Start

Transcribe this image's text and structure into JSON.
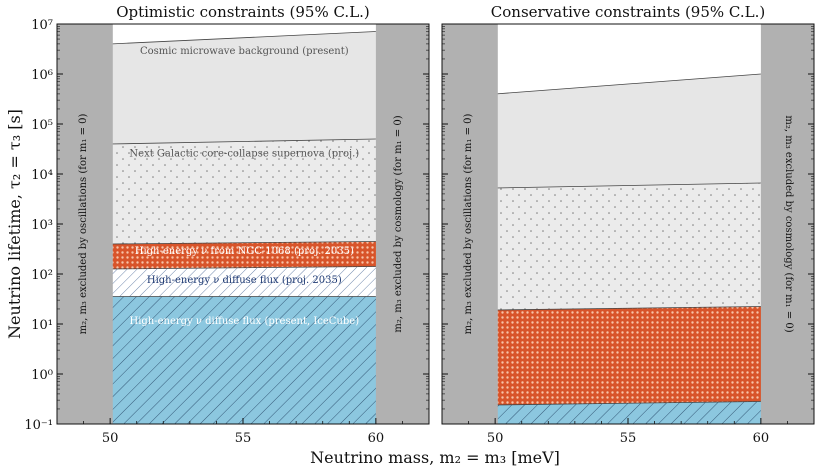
{
  "chart_data": {
    "type": "area",
    "xlabel": "Neutrino mass, m₂ = m₃ [meV]",
    "ylabel": "Neutrino lifetime, τ₂ = τ₃ [s]",
    "xlim": [
      48,
      62
    ],
    "ylim_log10": [
      -1,
      7
    ],
    "xticks": [
      50,
      55,
      60
    ],
    "yticks_log10": [
      -1,
      0,
      1,
      2,
      3,
      4,
      5,
      6,
      7
    ],
    "yticks_labels": [
      "10⁻¹",
      "10⁰",
      "10¹",
      "10²",
      "10³",
      "10⁴",
      "10⁵",
      "10⁶",
      "10⁷"
    ],
    "xticks_labels": [
      "50",
      "55",
      "60"
    ],
    "gray_regions": [
      {
        "name": "oscillations",
        "x_range": [
          48,
          50.1
        ],
        "label": "m₂, m₃ excluded by oscillations (for m₁ = 0)"
      },
      {
        "name": "cosmology",
        "x_range": [
          60,
          62
        ],
        "label": "m₂, m₃ excluded by cosmology (for m₁ = 0)"
      }
    ],
    "panels": [
      {
        "title": "Optimistic constraints (95% C.L.)",
        "bands": [
          {
            "name": "IceCube present",
            "label": "High-energy ν diffuse flux (present, IceCube)",
            "x": [
              50,
              60
            ],
            "upper_log10": [
              1.55,
              1.55
            ],
            "color": "#8cc7df",
            "pattern": "hatch",
            "text_color": "#ffffff",
            "label_log10": 1.0
          },
          {
            "name": "diffuse 2035",
            "label": "High-energy ν diffuse flux (proj. 2035)",
            "x": [
              50,
              60
            ],
            "upper_log10": [
              2.1,
              2.15
            ],
            "color": "#ffffff",
            "pattern": "hatch-dense",
            "text_color": "#1f3a73",
            "label_log10": 1.82
          },
          {
            "name": "NGC-1068",
            "label": "High-energy ν from NGC-1068 (proj. 2035)",
            "x": [
              50,
              60
            ],
            "upper_log10": [
              2.6,
              2.65
            ],
            "color": "#d8542a",
            "pattern": "dots",
            "text_color": "#ffffff",
            "label_log10": 2.4
          },
          {
            "name": "supernova",
            "label": "Next Galactic core-collapse supernova (proj.)",
            "x": [
              50,
              60
            ],
            "upper_log10": [
              4.6,
              4.7
            ],
            "color": "#ebebeb",
            "pattern": "dots-gray",
            "text_color": "#555555",
            "label_log10": 4.35
          },
          {
            "name": "CMB",
            "label": "Cosmic microwave background (present)",
            "x": [
              50,
              60
            ],
            "upper_log10": [
              6.6,
              6.85
            ],
            "color": "#e6e6e6",
            "pattern": "none",
            "text_color": "#555555",
            "label_log10": 6.4
          }
        ]
      },
      {
        "title": "Conservative constraints (95% C.L.)",
        "bands": [
          {
            "name": "IceCube present",
            "label": "",
            "x": [
              50,
              60
            ],
            "upper_log10": [
              -0.62,
              -0.55
            ],
            "color": "#8cc7df",
            "pattern": "hatch",
            "text_color": "#ffffff",
            "label_log10": 0
          },
          {
            "name": "NGC-1068",
            "label": "",
            "x": [
              50,
              60
            ],
            "upper_log10": [
              1.28,
              1.35
            ],
            "color": "#d8542a",
            "pattern": "dots",
            "text_color": "#ffffff",
            "label_log10": 0
          },
          {
            "name": "supernova",
            "label": "",
            "x": [
              50,
              60
            ],
            "upper_log10": [
              3.72,
              3.82
            ],
            "color": "#ebebeb",
            "pattern": "dots-gray",
            "text_color": "#555555",
            "label_log10": 0
          },
          {
            "name": "CMB",
            "label": "",
            "x": [
              50,
              60
            ],
            "upper_log10": [
              5.6,
              6.0
            ],
            "color": "#e6e6e6",
            "pattern": "none",
            "text_color": "#555555",
            "label_log10": 0
          }
        ]
      }
    ]
  }
}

End

What you are asked to do => Go through the data above and find the lines with the word "flux". Copy each of those lines.

Output for this task =>
            "label": "High-energy ν diffuse flux (present, IceCube)",
            "label": "High-energy ν diffuse flux (proj. 2035)",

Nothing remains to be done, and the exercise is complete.